-- BEGIN TEXT EXTRACT --

I "misspoke" earlier. I should have written "I'm *sure* there's
a really good reason for it." And I think no one in this thread
(myself included, of course) has a clue of what it is. I miss the
days when Guido still posted to comp.lang.python. He'd know.

Regarding the "practicality beats purity" line, it's hard to think
of a better motto for *Perl*, with all its practicality-oriented
special doodads. (And yes, I know where the "practicality beats
purity" line comes from.) Even *Perl* does not have a special
syntax for the task that re.match is supposedly tailor-made for,
according to the replies I've received. Given that it is so trivial
to implement all of re.match's functionality with only one additional
optional parameter for re.search (i.e. pos), it is absurd to claim
that re.match is necessary for the sake of this special functionality.
The justification for re.match must be elsewhere.

But thanks for letting me know that I'm entitled to my opinion.
That's a huge relief.

kj

MRAB

unread,
Jul 3, 2009, 9:53:42 AM7/3/09
to pytho...@python.org
As I wrote, re.match anchors the match whereas re.search doesn't. An
alternative would have been to implement Perl's \G anchor, but I believe
that that was invented after the re module was written.

-- END TEXT EXTRACT --
-- BEGIN RECORD SET --

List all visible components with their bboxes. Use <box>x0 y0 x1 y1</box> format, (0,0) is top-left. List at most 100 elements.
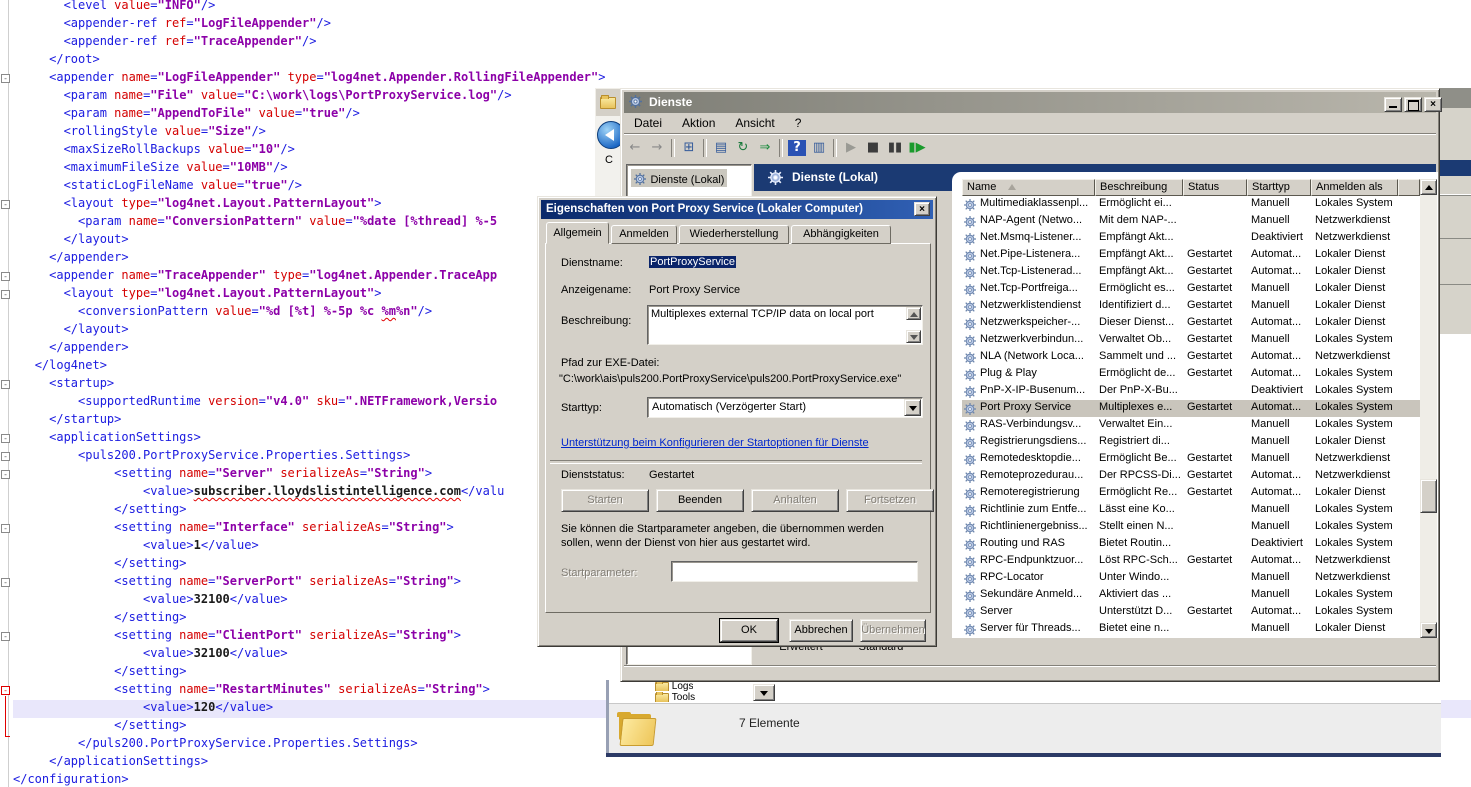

-- END RECORD SET --
-- BEGIN RECORD SET --

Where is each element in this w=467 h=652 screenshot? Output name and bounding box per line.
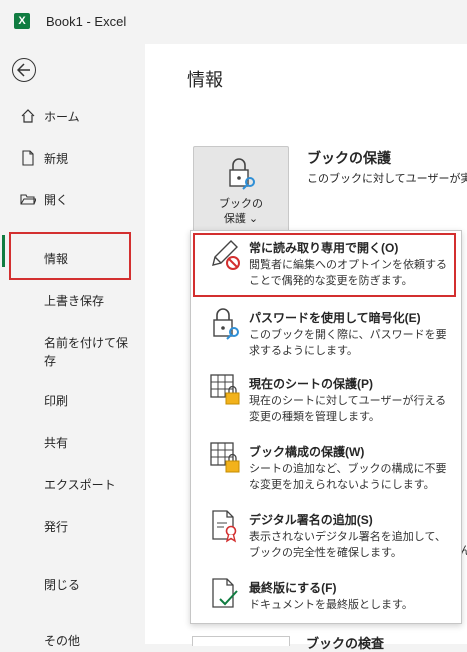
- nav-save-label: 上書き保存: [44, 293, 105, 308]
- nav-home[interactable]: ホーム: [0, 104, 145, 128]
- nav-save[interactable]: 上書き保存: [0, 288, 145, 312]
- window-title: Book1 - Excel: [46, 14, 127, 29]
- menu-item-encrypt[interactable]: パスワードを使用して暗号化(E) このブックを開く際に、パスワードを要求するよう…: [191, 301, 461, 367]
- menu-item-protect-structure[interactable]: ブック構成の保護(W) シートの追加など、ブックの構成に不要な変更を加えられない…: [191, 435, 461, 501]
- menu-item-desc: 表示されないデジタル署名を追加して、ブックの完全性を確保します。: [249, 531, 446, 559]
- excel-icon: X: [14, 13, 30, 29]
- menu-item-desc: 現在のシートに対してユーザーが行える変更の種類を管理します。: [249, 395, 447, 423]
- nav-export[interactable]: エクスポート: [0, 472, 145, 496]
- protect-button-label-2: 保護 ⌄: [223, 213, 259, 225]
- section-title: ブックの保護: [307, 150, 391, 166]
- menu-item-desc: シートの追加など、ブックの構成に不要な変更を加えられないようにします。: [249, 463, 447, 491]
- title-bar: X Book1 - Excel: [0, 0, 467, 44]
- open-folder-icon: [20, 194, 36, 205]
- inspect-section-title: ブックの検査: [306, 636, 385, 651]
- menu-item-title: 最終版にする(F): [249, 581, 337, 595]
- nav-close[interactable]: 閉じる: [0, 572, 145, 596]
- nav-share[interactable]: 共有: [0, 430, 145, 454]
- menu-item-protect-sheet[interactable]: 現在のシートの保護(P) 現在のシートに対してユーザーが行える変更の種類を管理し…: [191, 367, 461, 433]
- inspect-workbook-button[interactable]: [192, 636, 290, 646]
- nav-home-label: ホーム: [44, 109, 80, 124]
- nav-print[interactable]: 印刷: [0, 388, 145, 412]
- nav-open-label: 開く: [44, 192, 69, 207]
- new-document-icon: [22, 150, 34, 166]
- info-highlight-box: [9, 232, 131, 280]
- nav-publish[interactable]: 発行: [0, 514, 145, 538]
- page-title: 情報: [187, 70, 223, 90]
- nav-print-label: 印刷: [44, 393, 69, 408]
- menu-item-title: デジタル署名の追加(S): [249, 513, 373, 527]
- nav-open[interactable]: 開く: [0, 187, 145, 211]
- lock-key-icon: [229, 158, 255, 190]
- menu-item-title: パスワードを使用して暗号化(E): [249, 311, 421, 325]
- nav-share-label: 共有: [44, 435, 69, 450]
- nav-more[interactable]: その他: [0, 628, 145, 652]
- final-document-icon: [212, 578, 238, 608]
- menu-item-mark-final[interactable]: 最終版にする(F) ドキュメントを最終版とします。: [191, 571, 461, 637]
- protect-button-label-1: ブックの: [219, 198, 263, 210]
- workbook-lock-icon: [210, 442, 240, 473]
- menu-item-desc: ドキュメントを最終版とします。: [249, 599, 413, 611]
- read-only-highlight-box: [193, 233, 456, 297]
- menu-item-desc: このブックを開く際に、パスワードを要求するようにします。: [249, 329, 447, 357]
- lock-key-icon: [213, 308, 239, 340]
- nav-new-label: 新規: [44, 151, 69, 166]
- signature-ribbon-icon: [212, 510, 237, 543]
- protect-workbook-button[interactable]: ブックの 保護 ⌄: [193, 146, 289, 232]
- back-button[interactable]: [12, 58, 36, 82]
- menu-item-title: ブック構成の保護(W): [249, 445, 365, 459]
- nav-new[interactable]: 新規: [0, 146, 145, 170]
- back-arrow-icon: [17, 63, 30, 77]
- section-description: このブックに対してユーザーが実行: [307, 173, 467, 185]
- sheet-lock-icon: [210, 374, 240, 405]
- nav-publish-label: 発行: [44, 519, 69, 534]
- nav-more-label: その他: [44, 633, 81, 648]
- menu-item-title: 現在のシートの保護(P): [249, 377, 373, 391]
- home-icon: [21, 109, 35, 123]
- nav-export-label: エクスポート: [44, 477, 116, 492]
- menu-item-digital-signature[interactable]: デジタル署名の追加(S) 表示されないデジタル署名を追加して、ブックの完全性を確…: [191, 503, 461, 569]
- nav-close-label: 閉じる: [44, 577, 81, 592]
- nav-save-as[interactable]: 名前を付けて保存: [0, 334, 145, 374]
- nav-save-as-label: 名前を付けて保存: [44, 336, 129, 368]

-- END RECORD SET --
-- BEGIN RECORD SET --

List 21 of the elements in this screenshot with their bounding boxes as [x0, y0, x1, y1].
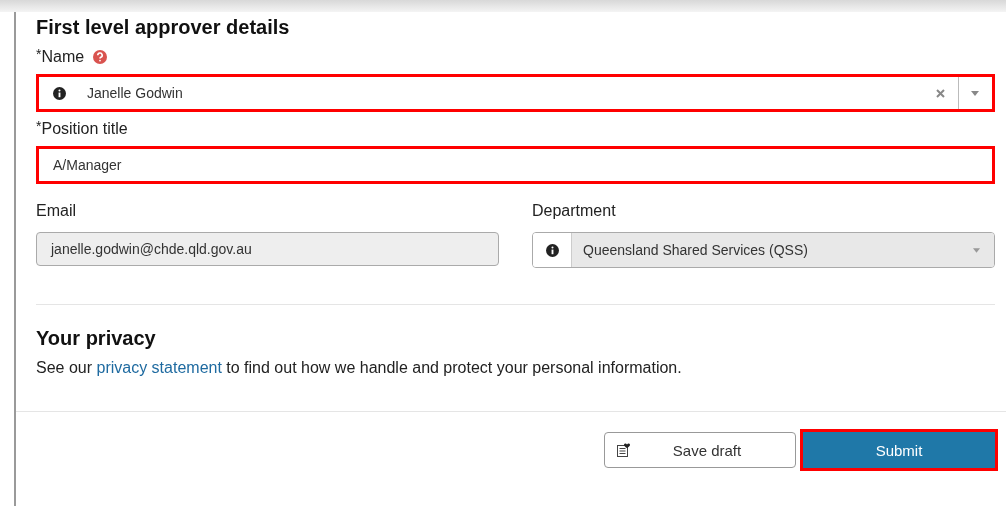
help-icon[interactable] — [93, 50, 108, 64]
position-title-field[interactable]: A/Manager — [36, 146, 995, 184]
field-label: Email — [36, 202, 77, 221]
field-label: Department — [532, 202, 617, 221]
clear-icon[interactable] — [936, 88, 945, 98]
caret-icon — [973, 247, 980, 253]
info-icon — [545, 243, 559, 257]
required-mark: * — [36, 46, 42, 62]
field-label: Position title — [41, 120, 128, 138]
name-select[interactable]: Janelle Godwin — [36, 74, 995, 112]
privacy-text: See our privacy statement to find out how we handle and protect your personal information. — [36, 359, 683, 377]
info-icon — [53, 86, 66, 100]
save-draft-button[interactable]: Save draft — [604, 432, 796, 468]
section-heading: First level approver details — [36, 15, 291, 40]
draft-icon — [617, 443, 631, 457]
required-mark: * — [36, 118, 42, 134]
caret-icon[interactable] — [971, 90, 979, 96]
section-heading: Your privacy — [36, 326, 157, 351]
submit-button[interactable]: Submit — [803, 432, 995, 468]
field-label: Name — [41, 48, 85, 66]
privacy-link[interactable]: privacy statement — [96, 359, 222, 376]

-- END RECORD SET --

(EXERCISE INSTRUCTIONS):
1. Translate this sentence from the forum thread on re.match and re.search into French: "The justification for re.match must be elsewhere."
2. Continue the forum thread on re.match and re.search from its final reply.

(SET OF ANSWERS):
1. La justification de re.match doit se trouver ailleurs.

2.
Aahz

unread,
Jul 3, 2009, 10:31:36 AM7/3/09
to
In article <h2l1kc$2tj$1...@reader1.panix.com>, kj <no.e...@please.post> wrote:
>In <025db0a6$0$20657$c3e...@news.astraweb.com> Steven D'Aprano <st...@REMOVE-THIS-cybersource.com.au> writes:
>>On Thu, 02 Jul 2009 11:19:40 +0000, kj wrote:
>>>
>>> If the concern is efficiency for such cases, then simply implement
>>> optional offset and length parameters for re.search(), to specify any
>>> arbitrary substring to apply the search to. To have a special-case
>>> re.match() method in addition to a general re.search() method is
>>> antithetical to language minimalism, and plain-old bizarre. Maybe
>>> there's a really good reason for it, but it has not been mentioned yet.
>>
>>There is, and it has.
>
>I "misspoke" earlier. I should have written "I'm *sure* there's
>a really good reason for it." And I think no one in this thread
>(myself included, of course) has a clue of what it is. I miss the
>days when Guido still posted to comp.lang.python. He'd know.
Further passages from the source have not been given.